Look through the records and copy each line that has "http" in it.
═══
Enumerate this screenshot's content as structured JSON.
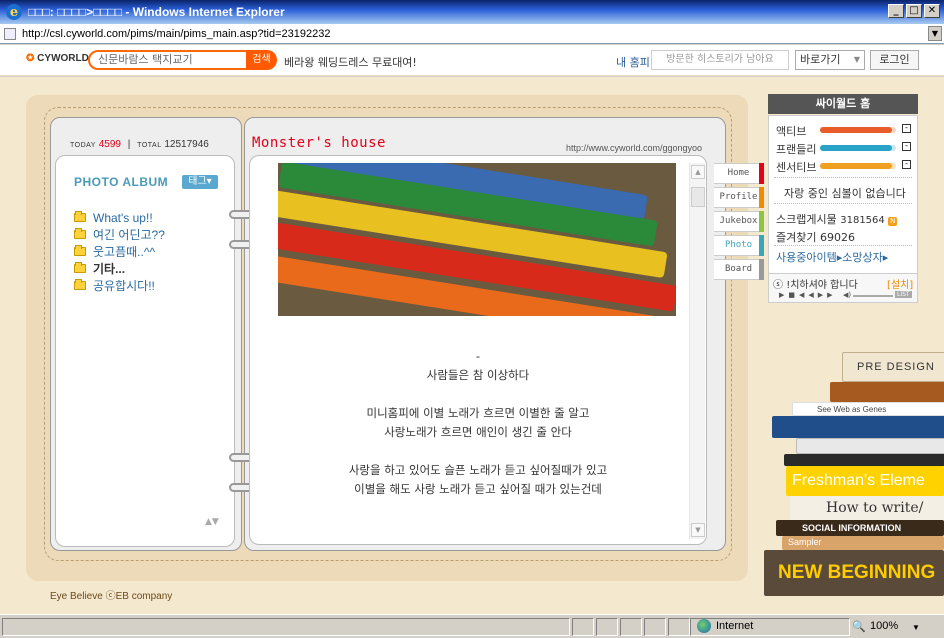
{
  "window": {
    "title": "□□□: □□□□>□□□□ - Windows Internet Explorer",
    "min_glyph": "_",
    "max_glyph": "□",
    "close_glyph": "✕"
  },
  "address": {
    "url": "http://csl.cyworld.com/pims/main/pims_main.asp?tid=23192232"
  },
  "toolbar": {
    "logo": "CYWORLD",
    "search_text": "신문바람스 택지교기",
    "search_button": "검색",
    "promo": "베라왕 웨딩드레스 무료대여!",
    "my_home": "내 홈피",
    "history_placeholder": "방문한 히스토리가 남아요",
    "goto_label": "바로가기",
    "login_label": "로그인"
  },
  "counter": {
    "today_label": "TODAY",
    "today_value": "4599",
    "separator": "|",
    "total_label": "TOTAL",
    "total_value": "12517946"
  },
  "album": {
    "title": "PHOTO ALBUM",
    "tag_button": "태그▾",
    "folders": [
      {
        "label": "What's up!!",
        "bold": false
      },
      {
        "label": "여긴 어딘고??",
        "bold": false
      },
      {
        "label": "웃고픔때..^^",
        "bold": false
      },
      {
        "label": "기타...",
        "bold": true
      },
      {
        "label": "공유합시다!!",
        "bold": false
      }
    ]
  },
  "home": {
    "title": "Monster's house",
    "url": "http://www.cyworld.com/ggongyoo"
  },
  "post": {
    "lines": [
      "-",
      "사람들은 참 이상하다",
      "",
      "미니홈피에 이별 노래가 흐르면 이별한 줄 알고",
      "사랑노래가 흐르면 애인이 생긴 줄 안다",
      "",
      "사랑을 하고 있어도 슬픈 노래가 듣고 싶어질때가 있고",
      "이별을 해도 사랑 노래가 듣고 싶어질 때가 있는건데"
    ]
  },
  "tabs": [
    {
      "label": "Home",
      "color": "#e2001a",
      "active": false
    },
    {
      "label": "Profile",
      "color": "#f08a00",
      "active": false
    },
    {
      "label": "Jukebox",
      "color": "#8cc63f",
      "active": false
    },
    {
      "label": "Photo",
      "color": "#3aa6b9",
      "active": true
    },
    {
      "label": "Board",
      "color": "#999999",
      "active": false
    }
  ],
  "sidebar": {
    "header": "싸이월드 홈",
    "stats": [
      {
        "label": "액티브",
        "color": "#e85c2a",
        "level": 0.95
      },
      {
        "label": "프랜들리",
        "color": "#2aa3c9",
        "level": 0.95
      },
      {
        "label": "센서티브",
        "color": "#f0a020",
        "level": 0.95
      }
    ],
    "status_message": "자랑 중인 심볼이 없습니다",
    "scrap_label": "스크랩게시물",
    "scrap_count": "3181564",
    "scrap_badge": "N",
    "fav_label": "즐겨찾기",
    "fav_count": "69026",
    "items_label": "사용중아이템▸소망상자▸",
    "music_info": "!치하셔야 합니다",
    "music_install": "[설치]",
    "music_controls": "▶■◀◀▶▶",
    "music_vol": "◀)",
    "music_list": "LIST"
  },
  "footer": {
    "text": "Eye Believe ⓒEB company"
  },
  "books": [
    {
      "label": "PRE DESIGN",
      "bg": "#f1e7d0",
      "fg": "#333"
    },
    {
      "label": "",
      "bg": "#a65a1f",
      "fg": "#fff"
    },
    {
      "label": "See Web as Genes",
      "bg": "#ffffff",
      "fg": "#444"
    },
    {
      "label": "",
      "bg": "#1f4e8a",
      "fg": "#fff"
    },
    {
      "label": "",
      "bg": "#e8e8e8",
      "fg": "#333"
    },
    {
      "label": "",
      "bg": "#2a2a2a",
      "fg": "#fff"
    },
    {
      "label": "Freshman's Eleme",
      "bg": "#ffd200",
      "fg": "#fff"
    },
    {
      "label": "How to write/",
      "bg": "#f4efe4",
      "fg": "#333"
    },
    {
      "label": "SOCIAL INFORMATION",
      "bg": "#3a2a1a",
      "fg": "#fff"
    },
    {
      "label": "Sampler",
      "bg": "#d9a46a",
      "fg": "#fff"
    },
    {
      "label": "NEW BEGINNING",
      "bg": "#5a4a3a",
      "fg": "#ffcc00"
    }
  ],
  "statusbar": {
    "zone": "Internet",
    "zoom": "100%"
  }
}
═══
**ANSWER AREA:**
    "url": "http://csl.cyworld.com/pims/main/pims_main.asp?tid=23192232"
    "url": "http://www.cyworld.com/ggongyoo"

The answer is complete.